▼

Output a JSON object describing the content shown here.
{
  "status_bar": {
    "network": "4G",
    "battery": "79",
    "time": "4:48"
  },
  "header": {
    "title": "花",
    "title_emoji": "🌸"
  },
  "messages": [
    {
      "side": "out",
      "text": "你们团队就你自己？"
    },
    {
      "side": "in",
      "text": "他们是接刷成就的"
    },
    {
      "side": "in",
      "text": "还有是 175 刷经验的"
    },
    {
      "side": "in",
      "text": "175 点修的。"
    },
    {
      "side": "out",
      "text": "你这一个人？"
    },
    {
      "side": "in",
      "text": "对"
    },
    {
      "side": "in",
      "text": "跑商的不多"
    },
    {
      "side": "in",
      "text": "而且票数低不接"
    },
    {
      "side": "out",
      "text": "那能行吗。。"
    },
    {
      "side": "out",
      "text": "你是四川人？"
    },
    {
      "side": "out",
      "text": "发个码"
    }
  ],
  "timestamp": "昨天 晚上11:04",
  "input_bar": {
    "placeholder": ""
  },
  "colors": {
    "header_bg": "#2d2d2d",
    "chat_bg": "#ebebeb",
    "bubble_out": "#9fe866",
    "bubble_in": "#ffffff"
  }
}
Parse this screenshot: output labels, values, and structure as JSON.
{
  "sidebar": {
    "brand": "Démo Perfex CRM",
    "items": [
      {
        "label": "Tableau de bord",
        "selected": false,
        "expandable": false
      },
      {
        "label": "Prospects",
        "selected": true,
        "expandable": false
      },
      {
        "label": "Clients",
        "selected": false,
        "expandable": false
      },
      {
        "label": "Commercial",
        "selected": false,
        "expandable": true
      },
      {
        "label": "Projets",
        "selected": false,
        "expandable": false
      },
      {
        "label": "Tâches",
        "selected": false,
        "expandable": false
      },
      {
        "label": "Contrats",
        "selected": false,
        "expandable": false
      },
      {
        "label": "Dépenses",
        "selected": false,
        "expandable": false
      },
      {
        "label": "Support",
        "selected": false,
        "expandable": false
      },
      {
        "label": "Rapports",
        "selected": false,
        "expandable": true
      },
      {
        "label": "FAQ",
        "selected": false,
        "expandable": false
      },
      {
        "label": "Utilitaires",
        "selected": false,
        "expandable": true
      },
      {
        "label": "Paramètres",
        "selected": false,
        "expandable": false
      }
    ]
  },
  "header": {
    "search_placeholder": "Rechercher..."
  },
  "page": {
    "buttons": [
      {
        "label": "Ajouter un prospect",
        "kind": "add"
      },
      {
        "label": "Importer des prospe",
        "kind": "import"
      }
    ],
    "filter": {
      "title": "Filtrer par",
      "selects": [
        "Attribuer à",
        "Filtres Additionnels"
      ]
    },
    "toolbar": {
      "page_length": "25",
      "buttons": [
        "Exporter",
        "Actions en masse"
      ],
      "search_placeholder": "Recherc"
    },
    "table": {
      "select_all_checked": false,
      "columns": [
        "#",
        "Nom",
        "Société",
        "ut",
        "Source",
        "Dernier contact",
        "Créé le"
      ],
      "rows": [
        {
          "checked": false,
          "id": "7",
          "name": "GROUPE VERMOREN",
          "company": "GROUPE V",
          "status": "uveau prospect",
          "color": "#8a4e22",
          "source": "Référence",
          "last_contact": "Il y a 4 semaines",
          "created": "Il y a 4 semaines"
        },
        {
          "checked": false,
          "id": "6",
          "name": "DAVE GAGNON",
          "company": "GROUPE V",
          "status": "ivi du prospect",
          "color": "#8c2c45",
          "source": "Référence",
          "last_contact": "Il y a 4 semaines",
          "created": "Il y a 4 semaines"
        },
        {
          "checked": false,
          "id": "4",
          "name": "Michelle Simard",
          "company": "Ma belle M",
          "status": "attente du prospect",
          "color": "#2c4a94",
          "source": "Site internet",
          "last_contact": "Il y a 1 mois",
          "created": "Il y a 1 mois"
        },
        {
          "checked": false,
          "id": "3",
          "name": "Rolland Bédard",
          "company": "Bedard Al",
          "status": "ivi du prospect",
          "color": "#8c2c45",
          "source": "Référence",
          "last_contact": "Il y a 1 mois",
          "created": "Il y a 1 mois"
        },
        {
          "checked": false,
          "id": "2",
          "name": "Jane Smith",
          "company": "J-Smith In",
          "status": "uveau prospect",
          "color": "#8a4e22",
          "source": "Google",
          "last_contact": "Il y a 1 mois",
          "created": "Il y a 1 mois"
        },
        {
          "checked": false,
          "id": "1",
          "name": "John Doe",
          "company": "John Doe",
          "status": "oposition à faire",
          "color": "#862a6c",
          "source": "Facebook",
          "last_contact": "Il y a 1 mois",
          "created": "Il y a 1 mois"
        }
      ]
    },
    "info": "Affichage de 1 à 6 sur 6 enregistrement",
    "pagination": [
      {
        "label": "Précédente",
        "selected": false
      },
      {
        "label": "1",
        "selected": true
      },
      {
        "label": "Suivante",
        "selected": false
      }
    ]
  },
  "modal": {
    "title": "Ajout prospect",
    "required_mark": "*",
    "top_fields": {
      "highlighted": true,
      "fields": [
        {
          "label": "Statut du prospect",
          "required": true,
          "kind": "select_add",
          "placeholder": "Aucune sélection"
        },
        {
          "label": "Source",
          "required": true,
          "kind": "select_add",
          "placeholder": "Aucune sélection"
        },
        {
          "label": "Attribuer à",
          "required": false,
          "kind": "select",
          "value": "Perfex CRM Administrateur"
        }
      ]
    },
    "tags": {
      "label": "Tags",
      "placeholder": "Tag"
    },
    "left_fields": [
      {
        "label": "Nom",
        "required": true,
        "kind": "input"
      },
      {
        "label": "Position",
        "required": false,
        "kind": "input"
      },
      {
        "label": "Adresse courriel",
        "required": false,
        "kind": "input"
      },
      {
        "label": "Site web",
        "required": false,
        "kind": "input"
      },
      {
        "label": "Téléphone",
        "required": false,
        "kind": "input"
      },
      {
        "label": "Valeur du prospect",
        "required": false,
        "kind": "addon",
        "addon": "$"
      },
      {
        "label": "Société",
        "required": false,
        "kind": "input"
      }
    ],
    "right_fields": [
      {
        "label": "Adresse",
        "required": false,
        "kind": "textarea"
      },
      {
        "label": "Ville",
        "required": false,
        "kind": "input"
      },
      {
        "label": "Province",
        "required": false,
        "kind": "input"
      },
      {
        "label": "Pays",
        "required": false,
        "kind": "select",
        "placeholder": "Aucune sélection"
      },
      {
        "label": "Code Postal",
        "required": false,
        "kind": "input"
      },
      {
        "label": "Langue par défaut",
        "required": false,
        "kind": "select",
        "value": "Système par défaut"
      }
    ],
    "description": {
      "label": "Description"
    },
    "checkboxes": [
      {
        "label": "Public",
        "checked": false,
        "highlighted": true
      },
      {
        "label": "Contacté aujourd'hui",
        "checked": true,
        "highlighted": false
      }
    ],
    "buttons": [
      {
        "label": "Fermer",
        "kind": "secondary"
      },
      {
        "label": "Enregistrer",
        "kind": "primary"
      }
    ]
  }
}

▲

What is expected
Give the listing above again, word for word.

Final result
Output a JSON object describing the content shown here.
{
  "status_bar": {
    "network": "4G",
    "battery": "79",
    "time": "4:48"
  },
  "header": {
    "title": "花",
    "title_emoji": "🌸"
  },
  "messages": [
    {
      "side": "out",
      "text": "你们团队就你自己？"
    },
    {
      "side": "in",
      "text": "他们是接刷成就的"
    },
    {
      "side": "in",
      "text": "还有是 175 刷经验的"
    },
    {
      "side": "in",
      "text": "175 点修的。"
    },
    {
      "side": "out",
      "text": "你这一个人？"
    },
    {
      "side": "in",
      "text": "对"
    },
    {
      "side": "in",
      "text": "跑商的不多"
    },
    {
      "side": "in",
      "text": "而且票数低不接"
    },
    {
      "side": "out",
      "text": "那能行吗。。"
    },
    {
      "side": "out",
      "text": "你是四川人？"
    },
    {
      "side": "out",
      "text": "发个码"
    }
  ],
  "timestamp": "昨天 晚上11:04",
  "input_bar": {
    "placeholder": ""
  },
  "colors": {
    "header_bg": "#2d2d2d",
    "chat_bg": "#ebebeb",
    "bubble_out": "#9fe866",
    "bubble_in": "#ffffff"
  }
}
Parse this screenshot: output labels, values, and structure as JSON.
{
  "sidebar": {
    "brand": "Démo Perfex CRM",
    "items": [
      {
        "label": "Tableau de bord",
        "selected": false,
        "expandable": false
      },
      {
        "label": "Prospects",
        "selected": true,
        "expandable": false
      },
      {
        "label": "Clients",
        "selected": false,
        "expandable": false
      },
      {
        "label": "Commercial",
        "selected": false,
        "expandable": true
      },
      {
        "label": "Projets",
        "selected": false,
        "expandable": false
      },
      {
        "label": "Tâches",
        "selected": false,
        "expandable": false
      },
      {
        "label": "Contrats",
        "selected": false,
        "expandable": false
      },
      {
        "label": "Dépenses",
        "selected": false,
        "expandable": false
      },
      {
        "label": "Support",
        "selected": false,
        "expandable": false
      },
      {
        "label": "Rapports",
        "selected": false,
        "expandable": true
      },
      {
        "label": "FAQ",
        "selected": false,
        "expandable": false
      },
      {
        "label": "Utilitaires",
        "selected": false,
        "expandable": true
      },
      {
        "label": "Paramètres",
        "selected": false,
        "expandable": false
      }
    ]
  },
  "header": {
    "search_placeholder": "Rechercher..."
  },
  "page": {
    "buttons": [
      {
        "label": "Ajouter un prospect",
        "kind": "add"
      },
      {
        "label": "Importer des prospe",
        "kind": "import"
      }
    ],
    "filter": {
      "title": "Filtrer par",
      "selects": [
        "Attribuer à",
        "Filtres Additionnels"
      ]
    },
    "toolbar": {
      "page_length": "25",
      "buttons": [
        "Exporter",
        "Actions en masse"
      ],
      "search_placeholder": "Recherc"
    },
    "table": {
      "select_all_checked": false,
      "columns": [
        "#",
        "Nom",
        "Société",
        "ut",
        "Source",
        "Dernier contact",
        "Créé le"
      ],
      "rows": [
        {
          "checked": false,
          "id": "7",
          "name": "GROUPE VERMOREN",
          "company": "GROUPE V",
          "status": "uveau prospect",
          "color": "#8a4e22",
          "source": "Référence",
          "last_contact": "Il y a 4 semaines",
          "created": "Il y a 4 semaines"
        },
        {
          "checked": false,
          "id": "6",
          "name": "DAVE GAGNON",
          "company": "GROUPE V",
          "status": "ivi du prospect",
          "color": "#8c2c45",
          "source": "Référence",
          "last_contact": "Il y a 4 semaines",
          "created": "Il y a 4 semaines"
        },
        {
          "checked": false,
          "id": "4",
          "name": "Michelle Simard",
          "company": "Ma belle M",
          "status": "attente du prospect",
          "color": "#2c4a94",
          "source": "Site internet",
          "last_contact": "Il y a 1 mois",
          "created": "Il y a 1 mois"
        },
        {
          "checked": false,
          "id": "3",
          "name": "Rolland Bédard",
          "company": "Bedard Al",
          "status": "ivi du prospect",
          "color": "#8c2c45",
          "source": "Référence",
          "last_contact": "Il y a 1 mois",
          "created": "Il y a 1 mois"
        },
        {
          "checked": false,
          "id": "2",
          "name": "Jane Smith",
          "company": "J-Smith In",
          "status": "uveau prospect",
          "color": "#8a4e22",
          "source": "Google",
          "last_contact": "Il y a 1 mois",
          "created": "Il y a 1 mois"
        },
        {
          "checked": false,
          "id": "1",
          "name": "John Doe",
          "company": "John Doe",
          "status": "oposition à faire",
          "color": "#862a6c",
          "source": "Facebook",
          "last_contact": "Il y a 1 mois",
          "created": "Il y a 1 mois"
        }
      ]
    },
    "info": "Affichage de 1 à 6 sur 6 enregistrement",
    "pagination": [
      {
        "label": "Précédente",
        "selected": false
      },
      {
        "label": "1",
        "selected": true
      },
      {
        "label": "Suivante",
        "selected": false
      }
    ]
  },
  "modal": {
    "title": "Ajout prospect",
    "required_mark": "*",
    "top_fields": {
      "highlighted": true,
      "fields": [
        {
          "label": "Statut du prospect",
          "required": true,
          "kind": "select_add",
          "placeholder": "Aucune sélection"
        },
        {
          "label": "Source",
          "required": true,
          "kind": "select_add",
          "placeholder": "Aucune sélection"
        },
        {
          "label": "Attribuer à",
          "required": false,
          "kind": "select",
          "value": "Perfex CRM Administrateur"
        }
      ]
    },
    "tags": {
      "label": "Tags",
      "placeholder": "Tag"
    },
    "left_fields": [
      {
        "label": "Nom",
        "required": true,
        "kind": "input"
      },
      {
        "label": "Position",
        "required": false,
        "kind": "input"
      },
      {
        "label": "Adresse courriel",
        "required": false,
        "kind": "input"
      },
      {
        "label": "Site web",
        "required": false,
        "kind": "input"
      },
      {
        "label": "Téléphone",
        "required": false,
        "kind": "input"
      },
      {
        "label": "Valeur du prospect",
        "required": false,
        "kind": "addon",
        "addon": "$"
      },
      {
        "label": "Société",
        "required": false,
        "kind": "input"
      }
    ],
    "right_fields": [
      {
        "label": "Adresse",
        "required": false,
        "kind": "textarea"
      },
      {
        "label": "Ville",
        "required": false,
        "kind": "input"
      },
      {
        "label": "Province",
        "required": false,
        "kind": "input"
      },
      {
        "label": "Pays",
        "required": false,
        "kind": "select",
        "placeholder": "Aucune sélection"
      },
      {
        "label": "Code Postal",
        "required": false,
        "kind": "input"
      },
      {
        "label": "Langue par défaut",
        "required": false,
        "kind": "select",
        "value": "Système par défaut"
      }
    ],
    "description": {
      "label": "Description"
    },
    "checkboxes": [
      {
        "label": "Public",
        "checked": false,
        "highlighted": true
      },
      {
        "label": "Contacté aujourd'hui",
        "checked": true,
        "highlighted": false
      }
    ],
    "buttons": [
      {
        "label": "Fermer",
        "kind": "secondary"
      },
      {
        "label": "Enregistrer",
        "kind": "primary"
      }
    ]
  }
}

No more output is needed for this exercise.